### TASK TO COMPLETE
Below are records to transcribe exactly, without their pictures.

Recorded data:
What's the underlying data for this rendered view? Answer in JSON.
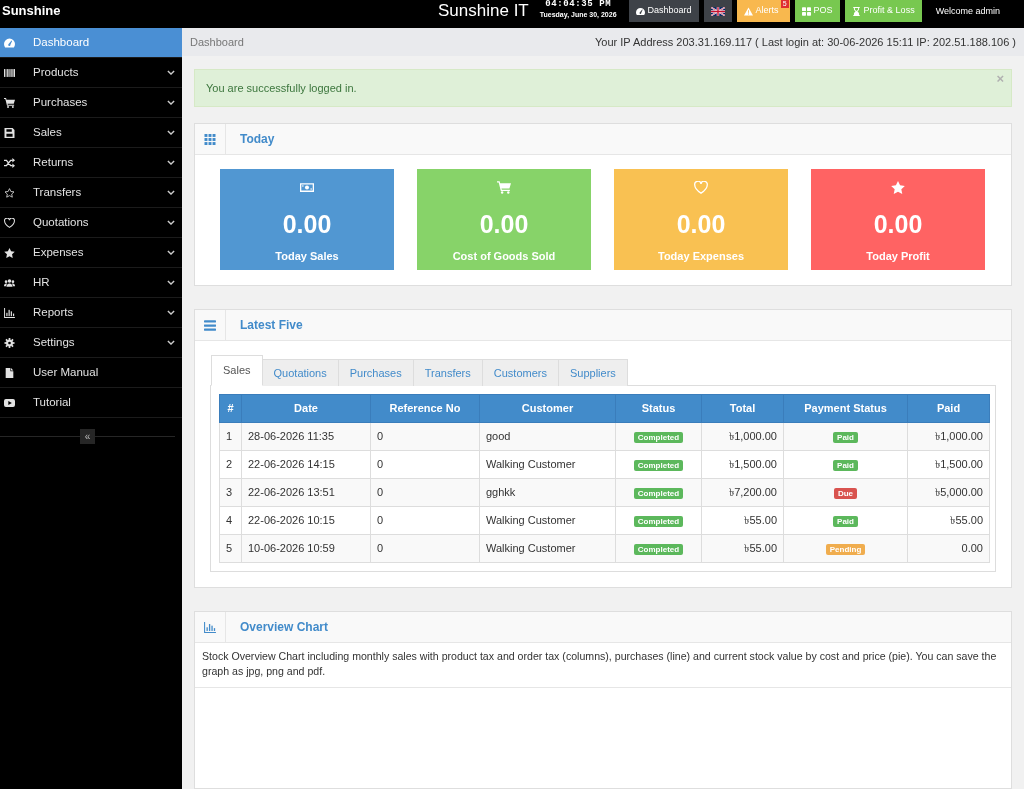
{
  "top_bar": {
    "brand": "Sunshine",
    "title": "Sunshine IT",
    "clock": {
      "time": "04:04:35 PM",
      "date": "Tuesday, June 30, 2026"
    },
    "buttons": [
      {
        "kind": "dashboard",
        "label": "Dashboard",
        "color": "#3e4248"
      },
      {
        "kind": "language",
        "color": "#3e4248"
      },
      {
        "kind": "alerts",
        "label": "Alerts",
        "badge": "5",
        "color": "#f8b84e"
      },
      {
        "kind": "pos",
        "label": "POS",
        "color": "#78c850"
      },
      {
        "kind": "profit_loss",
        "label": "Profit & Loss",
        "color": "#78c850"
      }
    ],
    "welcome": "Welcome admin"
  },
  "sidebar": {
    "items": [
      {
        "kind": "dashboard",
        "label": "Dashboard",
        "selected": true,
        "has_submenu": false
      },
      {
        "kind": "products",
        "label": "Products",
        "selected": false,
        "has_submenu": true
      },
      {
        "kind": "purchases",
        "label": "Purchases",
        "selected": false,
        "has_submenu": true
      },
      {
        "kind": "sales",
        "label": "Sales",
        "selected": false,
        "has_submenu": true
      },
      {
        "kind": "returns",
        "label": "Returns",
        "selected": false,
        "has_submenu": true
      },
      {
        "kind": "transfers",
        "label": "Transfers",
        "selected": false,
        "has_submenu": true
      },
      {
        "kind": "quotations",
        "label": "Quotations",
        "selected": false,
        "has_submenu": true
      },
      {
        "kind": "expenses",
        "label": "Expenses",
        "selected": false,
        "has_submenu": true
      },
      {
        "kind": "hr",
        "label": "HR",
        "selected": false,
        "has_submenu": true
      },
      {
        "kind": "reports",
        "label": "Reports",
        "selected": false,
        "has_submenu": true
      },
      {
        "kind": "settings",
        "label": "Settings",
        "selected": false,
        "has_submenu": true
      },
      {
        "kind": "manual",
        "label": "User Manual",
        "selected": false,
        "has_submenu": false
      },
      {
        "kind": "tutorial",
        "label": "Tutorial",
        "selected": false,
        "has_submenu": false
      }
    ],
    "collapse_button": "«"
  },
  "breadcrumb": "Dashboard",
  "login_info": "Your IP Address 203.31.169.117 ( Last login at: 30-06-2026 15:11 IP: 202.51.188.106 )",
  "alert": {
    "message": "You are successfully logged in.",
    "close": "×"
  },
  "today": {
    "title": "Today",
    "cards": [
      {
        "kind": "sales",
        "value": "0.00",
        "label": "Today Sales",
        "color": "#5197d2"
      },
      {
        "kind": "cost",
        "value": "0.00",
        "label": "Cost of Goods Sold",
        "color": "#87d369"
      },
      {
        "kind": "expenses",
        "value": "0.00",
        "label": "Today Expenses",
        "color": "#f9c152"
      },
      {
        "kind": "profit",
        "value": "0.00",
        "label": "Today Profit",
        "color": "#ff6363"
      }
    ]
  },
  "latest_five": {
    "title": "Latest Five",
    "tabs": [
      {
        "label": "Sales",
        "selected": true
      },
      {
        "label": "Quotations",
        "selected": false
      },
      {
        "label": "Purchases",
        "selected": false
      },
      {
        "label": "Transfers",
        "selected": false
      },
      {
        "label": "Customers",
        "selected": false
      },
      {
        "label": "Suppliers",
        "selected": false
      }
    ],
    "table": {
      "columns": [
        "#",
        "Date",
        "Reference No",
        "Customer",
        "Status",
        "Total",
        "Payment Status",
        "Paid"
      ],
      "rows": [
        {
          "number": "1",
          "date": "28-06-2026 11:35",
          "reference_no": "0",
          "customer": "good",
          "status": {
            "label": "Completed",
            "color": "#5cb85c"
          },
          "total": "৳1,000.00",
          "payment_status": {
            "label": "Paid",
            "color": "#5cb85c"
          },
          "paid": "৳1,000.00"
        },
        {
          "number": "2",
          "date": "22-06-2026 14:15",
          "reference_no": "0",
          "customer": "Walking Customer",
          "status": {
            "label": "Completed",
            "color": "#5cb85c"
          },
          "total": "৳1,500.00",
          "payment_status": {
            "label": "Paid",
            "color": "#5cb85c"
          },
          "paid": "৳1,500.00"
        },
        {
          "number": "3",
          "date": "22-06-2026 13:51",
          "reference_no": "0",
          "customer": "gghkk",
          "status": {
            "label": "Completed",
            "color": "#5cb85c"
          },
          "total": "৳7,200.00",
          "payment_status": {
            "label": "Due",
            "color": "#d9534f"
          },
          "paid": "৳5,000.00"
        },
        {
          "number": "4",
          "date": "22-06-2026 10:15",
          "reference_no": "0",
          "customer": "Walking Customer",
          "status": {
            "label": "Completed",
            "color": "#5cb85c"
          },
          "total": "৳55.00",
          "payment_status": {
            "label": "Paid",
            "color": "#5cb85c"
          },
          "paid": "৳55.00"
        },
        {
          "number": "5",
          "date": "10-06-2026 10:59",
          "reference_no": "0",
          "customer": "Walking Customer",
          "status": {
            "label": "Completed",
            "color": "#5cb85c"
          },
          "total": "৳55.00",
          "payment_status": {
            "label": "Pending",
            "color": "#f0ad4e"
          },
          "paid": "0.00"
        }
      ]
    }
  },
  "overview_chart": {
    "title": "Overview Chart",
    "description": "Stock Overview Chart including monthly sales with product tax and order tax (columns), purchases (line) and current stock value by cost and price (pie). You can save the graph as jpg, png and pdf."
  }
}
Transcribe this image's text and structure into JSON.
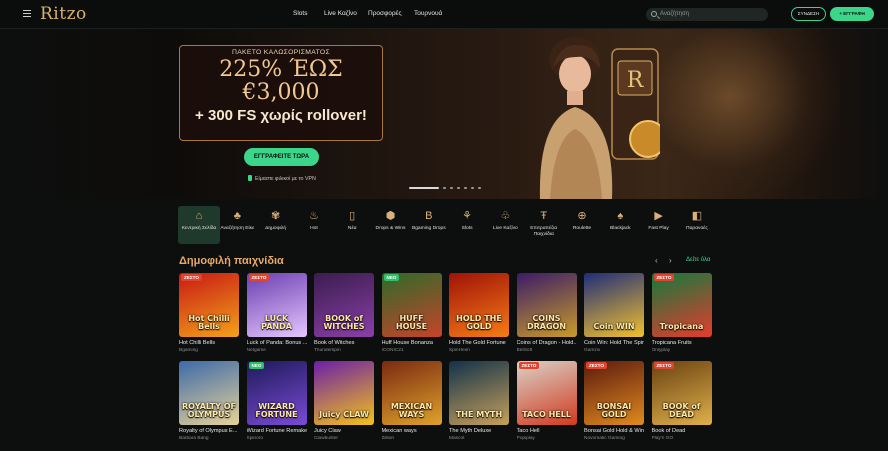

### RESULT
What's the underlying data for this rendered view? Answer in JSON.
{
  "top_bar": {
    "brand": "Sunshine",
    "title": "Sunshine IT",
    "clock": {
      "time": "04:04:35 PM",
      "date": "Tuesday, June 30, 2026"
    },
    "buttons": [
      {
        "kind": "dashboard",
        "label": "Dashboard",
        "color": "#3e4248"
      },
      {
        "kind": "language",
        "color": "#3e4248"
      },
      {
        "kind": "alerts",
        "label": "Alerts",
        "badge": "5",
        "color": "#f8b84e"
      },
      {
        "kind": "pos",
        "label": "POS",
        "color": "#78c850"
      },
      {
        "kind": "profit_loss",
        "label": "Profit & Loss",
        "color": "#78c850"
      }
    ],
    "welcome": "Welcome admin"
  },
  "sidebar": {
    "items": [
      {
        "kind": "dashboard",
        "label": "Dashboard",
        "selected": true,
        "has_submenu": false
      },
      {
        "kind": "products",
        "label": "Products",
        "selected": false,
        "has_submenu": true
      },
      {
        "kind": "purchases",
        "label": "Purchases",
        "selected": false,
        "has_submenu": true
      },
      {
        "kind": "sales",
        "label": "Sales",
        "selected": false,
        "has_submenu": true
      },
      {
        "kind": "returns",
        "label": "Returns",
        "selected": false,
        "has_submenu": true
      },
      {
        "kind": "transfers",
        "label": "Transfers",
        "selected": false,
        "has_submenu": true
      },
      {
        "kind": "quotations",
        "label": "Quotations",
        "selected": false,
        "has_submenu": true
      },
      {
        "kind": "expenses",
        "label": "Expenses",
        "selected": false,
        "has_submenu": true
      },
      {
        "kind": "hr",
        "label": "HR",
        "selected": false,
        "has_submenu": true
      },
      {
        "kind": "reports",
        "label": "Reports",
        "selected": false,
        "has_submenu": true
      },
      {
        "kind": "settings",
        "label": "Settings",
        "selected": false,
        "has_submenu": true
      },
      {
        "kind": "manual",
        "label": "User Manual",
        "selected": false,
        "has_submenu": false
      },
      {
        "kind": "tutorial",
        "label": "Tutorial",
        "selected": false,
        "has_submenu": false
      }
    ],
    "collapse_button": "«"
  },
  "breadcrumb": "Dashboard",
  "login_info": "Your IP Address 203.31.169.117 ( Last login at: 30-06-2026 15:11 IP: 202.51.188.106 )",
  "alert": {
    "message": "You are successfully logged in.",
    "close": "×"
  },
  "today": {
    "title": "Today",
    "cards": [
      {
        "kind": "sales",
        "value": "0.00",
        "label": "Today Sales",
        "color": "#5197d2"
      },
      {
        "kind": "cost",
        "value": "0.00",
        "label": "Cost of Goods Sold",
        "color": "#87d369"
      },
      {
        "kind": "expenses",
        "value": "0.00",
        "label": "Today Expenses",
        "color": "#f9c152"
      },
      {
        "kind": "profit",
        "value": "0.00",
        "label": "Today Profit",
        "color": "#ff6363"
      }
    ]
  },
  "latest_five": {
    "title": "Latest Five",
    "tabs": [
      {
        "label": "Sales",
        "selected": true
      },
      {
        "label": "Quotations",
        "selected": false
      },
      {
        "label": "Purchases",
        "selected": false
      },
      {
        "label": "Transfers",
        "selected": false
      },
      {
        "label": "Customers",
        "selected": false
      },
      {
        "label": "Suppliers",
        "selected": false
      }
    ],
    "table": {
      "columns": [
        "#",
        "Date",
        "Reference No",
        "Customer",
        "Status",
        "Total",
        "Payment Status",
        "Paid"
      ],
      "rows": [
        {
          "number": "1",
          "date": "28-06-2026 11:35",
          "reference_no": "0",
          "customer": "good",
          "status": {
            "label": "Completed",
            "color": "#5cb85c"
          },
          "total": "৳1,000.00",
          "payment_status": {
            "label": "Paid",
            "color": "#5cb85c"
          },
          "paid": "৳1,000.00"
        },
        {
          "number": "2",
          "date": "22-06-2026 14:15",
          "reference_no": "0",
          "customer": "Walking Customer",
          "status": {
            "label": "Completed",
            "color": "#5cb85c"
          },
          "total": "৳1,500.00",
          "payment_status": {
            "label": "Paid",
            "color": "#5cb85c"
          },
          "paid": "৳1,500.00"
        },
        {
          "number": "3",
          "date": "22-06-2026 13:51",
          "reference_no": "0",
          "customer": "gghkk",
          "status": {
            "label": "Completed",
            "color": "#5cb85c"
          },
          "total": "৳7,200.00",
          "payment_status": {
            "label": "Due",
            "color": "#d9534f"
          },
          "paid": "৳5,000.00"
        },
        {
          "number": "4",
          "date": "22-06-2026 10:15",
          "reference_no": "0",
          "customer": "Walking Customer",
          "status": {
            "label": "Completed",
            "color": "#5cb85c"
          },
          "total": "৳55.00",
          "payment_status": {
            "label": "Paid",
            "color": "#5cb85c"
          },
          "paid": "৳55.00"
        },
        {
          "number": "5",
          "date": "10-06-2026 10:59",
          "reference_no": "0",
          "customer": "Walking Customer",
          "status": {
            "label": "Completed",
            "color": "#5cb85c"
          },
          "total": "৳55.00",
          "payment_status": {
            "label": "Pending",
            "color": "#f0ad4e"
          },
          "paid": "0.00"
        }
      ]
    }
  },
  "overview_chart": {
    "title": "Overview Chart",
    "description": "Stock Overview Chart including monthly sales with product tax and order tax (columns), purchases (line) and current stock value by cost and price (pie). You can save the graph as jpg, png and pdf."
  }
}
Transcribe this image's text and structure into JSON.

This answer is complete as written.